Exercise:
Locate all lines in the data below that hold "денежная" and show them.

Supplied records:

──────

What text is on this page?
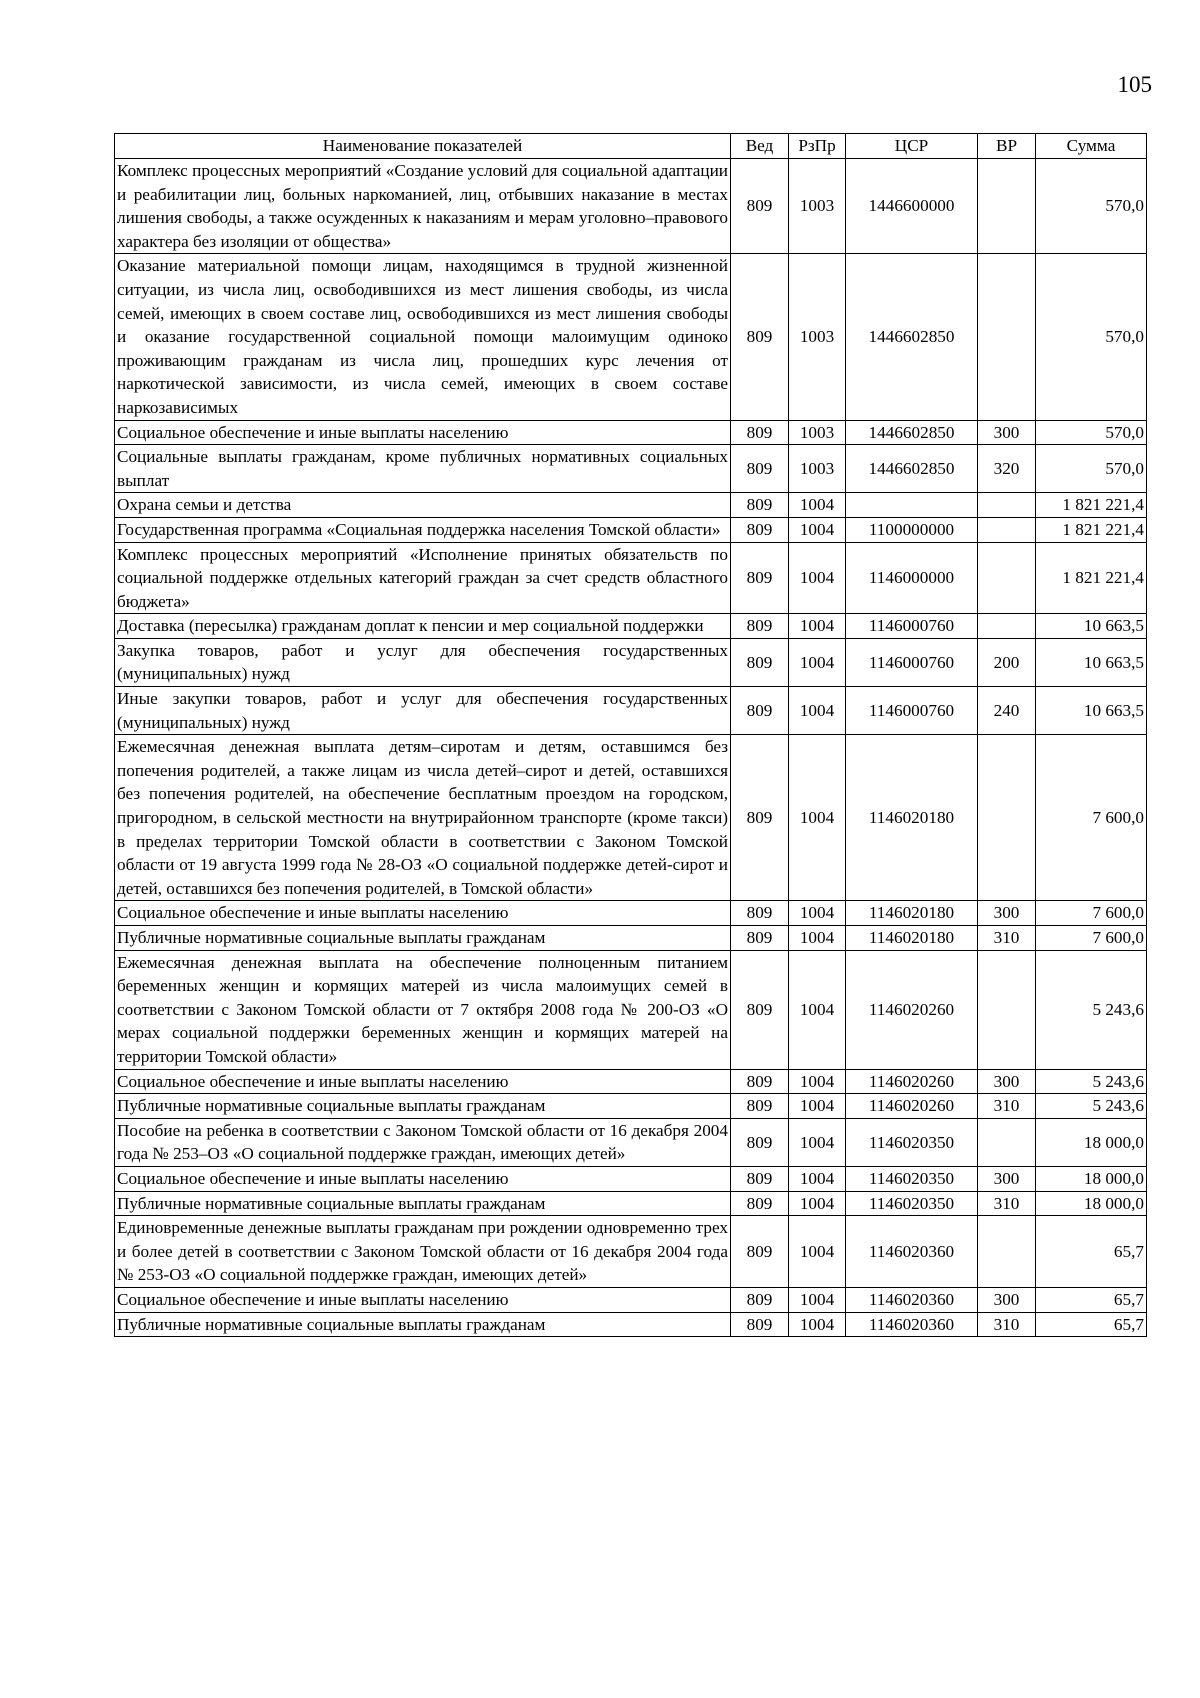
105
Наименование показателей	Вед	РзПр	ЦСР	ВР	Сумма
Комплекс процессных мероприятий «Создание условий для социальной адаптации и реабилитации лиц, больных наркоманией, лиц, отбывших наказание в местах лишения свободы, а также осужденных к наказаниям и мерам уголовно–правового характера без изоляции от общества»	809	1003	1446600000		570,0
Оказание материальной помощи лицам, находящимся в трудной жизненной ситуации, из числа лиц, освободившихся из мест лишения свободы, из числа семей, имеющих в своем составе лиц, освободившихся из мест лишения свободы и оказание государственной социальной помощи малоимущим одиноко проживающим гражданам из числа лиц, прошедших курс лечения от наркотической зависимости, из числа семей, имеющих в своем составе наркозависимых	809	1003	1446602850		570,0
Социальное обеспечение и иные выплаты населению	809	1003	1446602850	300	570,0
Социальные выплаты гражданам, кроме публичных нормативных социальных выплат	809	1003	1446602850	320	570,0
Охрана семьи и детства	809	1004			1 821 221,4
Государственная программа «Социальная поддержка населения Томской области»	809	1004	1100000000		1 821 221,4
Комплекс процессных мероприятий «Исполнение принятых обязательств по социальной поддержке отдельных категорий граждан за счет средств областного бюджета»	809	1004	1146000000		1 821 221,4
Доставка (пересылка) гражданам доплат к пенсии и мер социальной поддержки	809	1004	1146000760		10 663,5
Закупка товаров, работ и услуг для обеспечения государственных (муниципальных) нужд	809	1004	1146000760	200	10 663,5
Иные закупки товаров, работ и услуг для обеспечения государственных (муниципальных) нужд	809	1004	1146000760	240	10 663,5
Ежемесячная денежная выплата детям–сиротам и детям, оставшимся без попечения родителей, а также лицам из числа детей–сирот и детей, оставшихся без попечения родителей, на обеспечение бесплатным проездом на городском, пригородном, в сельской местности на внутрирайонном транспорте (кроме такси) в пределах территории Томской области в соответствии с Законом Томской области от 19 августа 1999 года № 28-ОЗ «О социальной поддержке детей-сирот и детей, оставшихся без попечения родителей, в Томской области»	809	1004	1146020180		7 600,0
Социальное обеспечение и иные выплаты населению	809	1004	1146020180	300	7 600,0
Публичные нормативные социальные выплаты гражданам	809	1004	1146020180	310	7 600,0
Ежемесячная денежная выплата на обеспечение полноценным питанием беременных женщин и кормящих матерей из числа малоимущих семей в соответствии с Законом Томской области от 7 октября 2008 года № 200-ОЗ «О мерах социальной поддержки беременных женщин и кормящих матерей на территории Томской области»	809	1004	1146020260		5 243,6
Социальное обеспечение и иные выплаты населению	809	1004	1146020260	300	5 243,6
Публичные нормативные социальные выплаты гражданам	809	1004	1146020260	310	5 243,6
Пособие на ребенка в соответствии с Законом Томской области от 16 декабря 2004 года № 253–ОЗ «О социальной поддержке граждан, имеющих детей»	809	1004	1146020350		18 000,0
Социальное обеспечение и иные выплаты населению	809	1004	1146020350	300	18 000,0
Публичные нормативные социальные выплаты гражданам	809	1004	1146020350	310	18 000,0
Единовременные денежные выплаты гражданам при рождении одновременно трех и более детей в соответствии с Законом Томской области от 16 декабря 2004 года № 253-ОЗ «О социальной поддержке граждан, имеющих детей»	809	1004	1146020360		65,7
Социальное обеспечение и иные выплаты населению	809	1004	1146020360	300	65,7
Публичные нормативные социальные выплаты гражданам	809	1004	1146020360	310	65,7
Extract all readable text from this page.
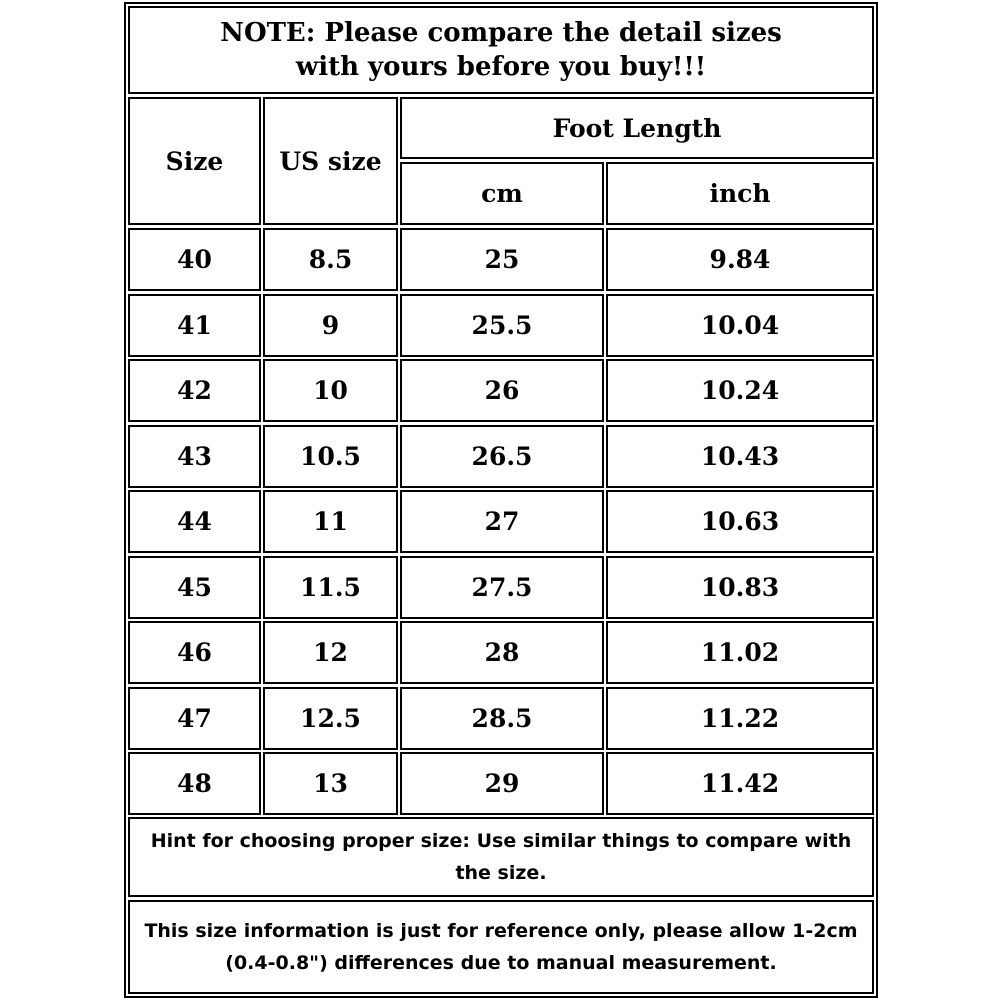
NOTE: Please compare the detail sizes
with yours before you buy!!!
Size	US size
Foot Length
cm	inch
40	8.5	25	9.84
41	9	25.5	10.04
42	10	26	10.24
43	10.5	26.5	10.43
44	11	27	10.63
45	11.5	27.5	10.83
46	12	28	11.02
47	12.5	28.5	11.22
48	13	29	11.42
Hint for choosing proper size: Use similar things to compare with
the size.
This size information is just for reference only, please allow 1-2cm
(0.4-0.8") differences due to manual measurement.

──────

Solution for this task:
Ежемесячная денежная выплата детям–сиротам и детям, оставшимся без попечения родителей, а также лицам из числа детей–сирот и детей, оставшихся без попечения родителей, на обеспечение бесплатным проездом на городском, пригородном, в сельской местности на внутрирайонном транспорте (кроме такси) в пределах территории Томской области в соответствии с Законом Томской области от 19 августа 1999 года № 28-ОЗ «О социальной поддержке детей-сирот и детей, оставшихся без попечения родителей, в Томской области»	809	1004	1146020180		7 600,0
Ежемесячная денежная выплата на обеспечение полноценным питанием беременных женщин и кормящих матерей из числа малоимущих семей в соответствии с Законом Томской области от 7 октября 2008 года № 200-ОЗ «О мерах социальной поддержки беременных женщин и кормящих матерей на территории Томской области»	809	1004	1146020260		5 243,6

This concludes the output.